The reply should hold every line of the data below, unchanged, and none of the pictures.
----
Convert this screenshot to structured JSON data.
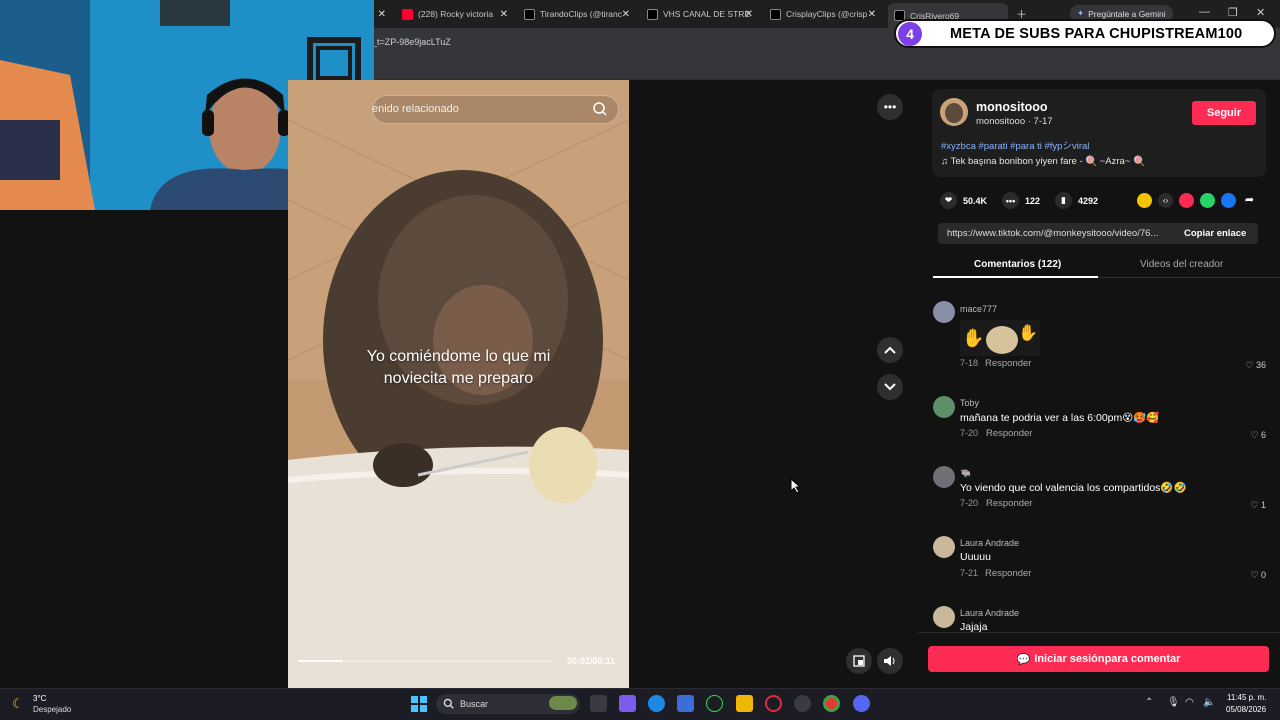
{
  "browser": {
    "tabs": [
      {
        "label": "(228) Rocky victoria",
        "color": "#ff0033"
      },
      {
        "label": "TirandoClips (@tiranc",
        "color": "#111111"
      },
      {
        "label": "VHS CANAL DE STRE",
        "color": "#111111"
      },
      {
        "label": "CrisplayClips (@crisp",
        "color": "#111111"
      },
      {
        "label": "CrisRivero69",
        "color": "#111111"
      }
    ],
    "gemini_label": "Pregúntale a Gemini",
    "url_text": "_t=ZP-98e9jacLTuZ"
  },
  "overlay": {
    "meta_number": "4",
    "meta_text": "META DE SUBS PARA CHUPISTREAM100"
  },
  "video": {
    "search_placeholder": "enido relacionado",
    "caption_line1": "Yo comiéndome lo que mi",
    "caption_line2": "noviecita me preparo",
    "time": "00:01/00:11",
    "progress": 0.17
  },
  "creator": {
    "username": "monositooo",
    "meta": "monositooo · 7-17",
    "follow_label": "Seguir",
    "hashtags": "#xyzbca #parati #para ti #fypシviral",
    "music": "Tek başına bonibon yiyen fare - 🍭 ~Azra~ 🍭"
  },
  "stats": {
    "likes": "50.4K",
    "comments": "122",
    "saves": "4292"
  },
  "link": {
    "url": "https://www.tiktok.com/@monkeysitooo/video/76...",
    "copy_label": "Copiar enlace"
  },
  "tabs": {
    "comments": "Comentarios (122)",
    "creator_videos": "Videos del creador"
  },
  "comments": [
    {
      "user": "mace777",
      "text": "",
      "date": "7-18",
      "reply": "Responder",
      "likes": "36"
    },
    {
      "user": "Toby",
      "text": "mañana te podria ver a las 6:00pm😵🥵🥰",
      "date": "7-20",
      "reply": "Responder",
      "likes": "6"
    },
    {
      "user": "🐃",
      "text": "Yo viendo que col valencia los compartidos🤣🤣",
      "date": "7-20",
      "reply": "Responder",
      "likes": "1"
    },
    {
      "user": "Laura Andrade",
      "text": "Uuuuu",
      "date": "7-21",
      "reply": "Responder",
      "likes": "0"
    },
    {
      "user": "Laura Andrade",
      "text": "Jajaja",
      "date": "",
      "reply": "",
      "likes": ""
    }
  ],
  "login_label": "Iniciar sesiónpara comentar",
  "taskbar": {
    "temp": "3°C",
    "weather": "Despejado",
    "search": "Buscar",
    "time": "11:45 p. m.",
    "date": "05/08/2026"
  },
  "colors": {
    "accent": "#fe2c55",
    "hashtag": "#8ab4ff",
    "meta_badge": "#7b3fe4"
  }
}
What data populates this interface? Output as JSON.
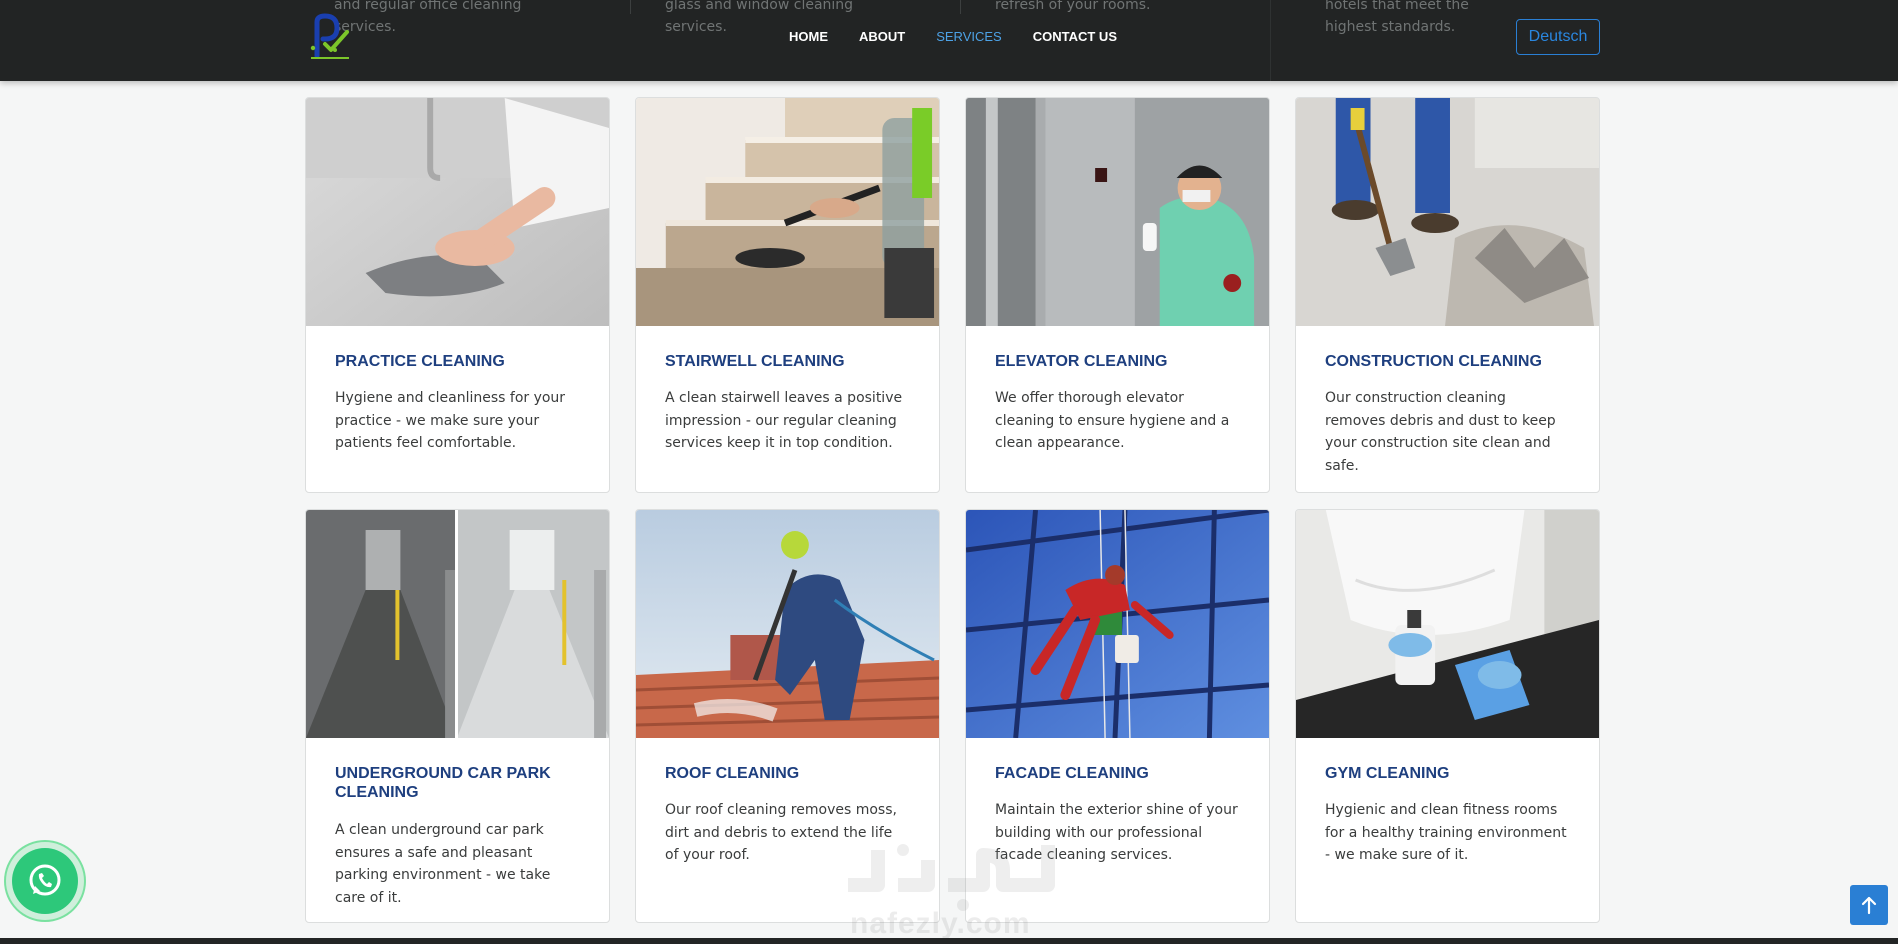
{
  "header": {
    "nav": [
      {
        "label": "HOME",
        "active": false
      },
      {
        "label": "ABOUT",
        "active": false
      },
      {
        "label": "SERVICES",
        "active": true
      },
      {
        "label": "CONTACT US",
        "active": false
      }
    ],
    "language_button": "Deutsch",
    "behind_text": [
      "and regular office cleaning services.",
      "glass and window cleaning services.",
      "refresh of your rooms.",
      "hotels that meet the highest standards."
    ]
  },
  "services": [
    {
      "title": "PRACTICE CLEANING",
      "text": "Hygiene and cleanliness for your practice - we make sure your patients feel comfortable."
    },
    {
      "title": "STAIRWELL CLEANING",
      "text": "A clean stairwell leaves a positive impression - our regular cleaning services keep it in top condition."
    },
    {
      "title": "ELEVATOR CLEANING",
      "text": "We offer thorough elevator cleaning to ensure hygiene and a clean appearance."
    },
    {
      "title": "CONSTRUCTION CLEANING",
      "text": "Our construction cleaning removes debris and dust to keep your construction site clean and safe."
    },
    {
      "title": "UNDERGROUND CAR PARK CLEANING",
      "text": "A clean underground car park ensures a safe and pleasant parking environment - we take care of it."
    },
    {
      "title": "ROOF CLEANING",
      "text": "Our roof cleaning removes moss, dirt and debris to extend the life of your roof."
    },
    {
      "title": "FACADE CLEANING",
      "text": "Maintain the exterior shine of your building with our professional facade cleaning services."
    },
    {
      "title": "GYM CLEANING",
      "text": "Hygienic and clean fitness rooms for a healthy training environment - we make sure of it."
    }
  ],
  "watermark": {
    "latin": "nafezly.com"
  },
  "colors": {
    "navbar_bg": "#222424",
    "accent": "#2a7fd4",
    "nav_active": "#4da2e6",
    "title": "#1e3f7f",
    "whatsapp": "#2dc87a"
  },
  "icons": {
    "logo": "company-logo",
    "whatsapp": "whatsapp-icon",
    "scroll_top": "arrow-up-icon"
  }
}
----
▶ _OUTPUT BELOW_
Convert this screenshot to structured JSON data.
{
  "browser": {
    "tabs": [
      {
        "label": "(228) Rocky victoria",
        "color": "#ff0033"
      },
      {
        "label": "TirandoClips (@tiranc",
        "color": "#111111"
      },
      {
        "label": "VHS CANAL DE STRE",
        "color": "#111111"
      },
      {
        "label": "CrisplayClips (@crisp",
        "color": "#111111"
      },
      {
        "label": "CrisRivero69",
        "color": "#111111"
      }
    ],
    "gemini_label": "Pregúntale a Gemini",
    "url_text": "_t=ZP-98e9jacLTuZ"
  },
  "overlay": {
    "meta_number": "4",
    "meta_text": "META DE SUBS PARA CHUPISTREAM100"
  },
  "video": {
    "search_placeholder": "enido relacionado",
    "caption_line1": "Yo comiéndome lo que mi",
    "caption_line2": "noviecita me preparo",
    "time": "00:01/00:11",
    "progress": 0.17
  },
  "creator": {
    "username": "monositooo",
    "meta": "monositooo · 7-17",
    "follow_label": "Seguir",
    "hashtags": "#xyzbca #parati #para ti #fypシviral",
    "music": "Tek başına bonibon yiyen fare - 🍭 ~Azra~ 🍭"
  },
  "stats": {
    "likes": "50.4K",
    "comments": "122",
    "saves": "4292"
  },
  "link": {
    "url": "https://www.tiktok.com/@monkeysitooo/video/76...",
    "copy_label": "Copiar enlace"
  },
  "tabs": {
    "comments": "Comentarios (122)",
    "creator_videos": "Videos del creador"
  },
  "comments": [
    {
      "user": "mace777",
      "text": "",
      "date": "7-18",
      "reply": "Responder",
      "likes": "36"
    },
    {
      "user": "Toby",
      "text": "mañana te podria ver a las 6:00pm😵🥵🥰",
      "date": "7-20",
      "reply": "Responder",
      "likes": "6"
    },
    {
      "user": "🐃",
      "text": "Yo viendo que col valencia los compartidos🤣🤣",
      "date": "7-20",
      "reply": "Responder",
      "likes": "1"
    },
    {
      "user": "Laura Andrade",
      "text": "Uuuuu",
      "date": "7-21",
      "reply": "Responder",
      "likes": "0"
    },
    {
      "user": "Laura Andrade",
      "text": "Jajaja",
      "date": "",
      "reply": "",
      "likes": ""
    }
  ],
  "login_label": "Iniciar sesiónpara comentar",
  "taskbar": {
    "temp": "3°C",
    "weather": "Despejado",
    "search": "Buscar",
    "time": "11:45 p. m.",
    "date": "05/08/2026"
  },
  "colors": {
    "accent": "#fe2c55",
    "hashtag": "#8ab4ff",
    "meta_badge": "#7b3fe4"
  }
}
What data populates this interface? Output as JSON.
{
  "header": {
    "nav": [
      {
        "label": "HOME",
        "active": false
      },
      {
        "label": "ABOUT",
        "active": false
      },
      {
        "label": "SERVICES",
        "active": true
      },
      {
        "label": "CONTACT US",
        "active": false
      }
    ],
    "language_button": "Deutsch",
    "behind_text": [
      "and regular office cleaning services.",
      "glass and window cleaning services.",
      "refresh of your rooms.",
      "hotels that meet the highest standards."
    ]
  },
  "services": [
    {
      "title": "PRACTICE CLEANING",
      "text": "Hygiene and cleanliness for your practice - we make sure your patients feel comfortable."
    },
    {
      "title": "STAIRWELL CLEANING",
      "text": "A clean stairwell leaves a positive impression - our regular cleaning services keep it in top condition."
    },
    {
      "title": "ELEVATOR CLEANING",
      "text": "We offer thorough elevator cleaning to ensure hygiene and a clean appearance."
    },
    {
      "title": "CONSTRUCTION CLEANING",
      "text": "Our construction cleaning removes debris and dust to keep your construction site clean and safe."
    },
    {
      "title": "UNDERGROUND CAR PARK CLEANING",
      "text": "A clean underground car park ensures a safe and pleasant parking environment - we take care of it."
    },
    {
      "title": "ROOF CLEANING",
      "text": "Our roof cleaning removes moss, dirt and debris to extend the life of your roof."
    },
    {
      "title": "FACADE CLEANING",
      "text": "Maintain the exterior shine of your building with our professional facade cleaning services."
    },
    {
      "title": "GYM CLEANING",
      "text": "Hygienic and clean fitness rooms for a healthy training environment - we make sure of it."
    }
  ],
  "watermark": {
    "latin": "nafezly.com"
  },
  "colors": {
    "navbar_bg": "#222424",
    "accent": "#2a7fd4",
    "nav_active": "#4da2e6",
    "title": "#1e3f7f",
    "whatsapp": "#2dc87a"
  },
  "icons": {
    "logo": "company-logo",
    "whatsapp": "whatsapp-icon",
    "scroll_top": "arrow-up-icon"
  }
}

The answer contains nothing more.